┌────────

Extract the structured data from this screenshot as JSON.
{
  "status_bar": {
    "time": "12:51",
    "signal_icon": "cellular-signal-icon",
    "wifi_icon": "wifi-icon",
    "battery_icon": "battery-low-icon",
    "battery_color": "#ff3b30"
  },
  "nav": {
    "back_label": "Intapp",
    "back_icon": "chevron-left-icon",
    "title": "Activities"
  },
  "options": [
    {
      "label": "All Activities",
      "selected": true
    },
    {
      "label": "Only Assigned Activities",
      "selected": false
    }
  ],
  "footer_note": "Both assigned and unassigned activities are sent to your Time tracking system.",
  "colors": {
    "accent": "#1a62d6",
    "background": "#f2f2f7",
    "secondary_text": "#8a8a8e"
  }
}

└────────

Every entry in the listing must be retyped exactly.

* EXERCISE RESULT *
Extract the structured data from this screenshot as JSON.
{
  "status_bar": {
    "time": "12:51",
    "signal_icon": "cellular-signal-icon",
    "wifi_icon": "wifi-icon",
    "battery_icon": "battery-low-icon",
    "battery_color": "#ff3b30"
  },
  "nav": {
    "back_label": "Intapp",
    "back_icon": "chevron-left-icon",
    "title": "Activities"
  },
  "options": [
    {
      "label": "All Activities",
      "selected": true
    },
    {
      "label": "Only Assigned Activities",
      "selected": false
    }
  ],
  "footer_note": "Both assigned and unassigned activities are sent to your Time tracking system.",
  "colors": {
    "accent": "#1a62d6",
    "background": "#f2f2f7",
    "secondary_text": "#8a8a8e"
  }
}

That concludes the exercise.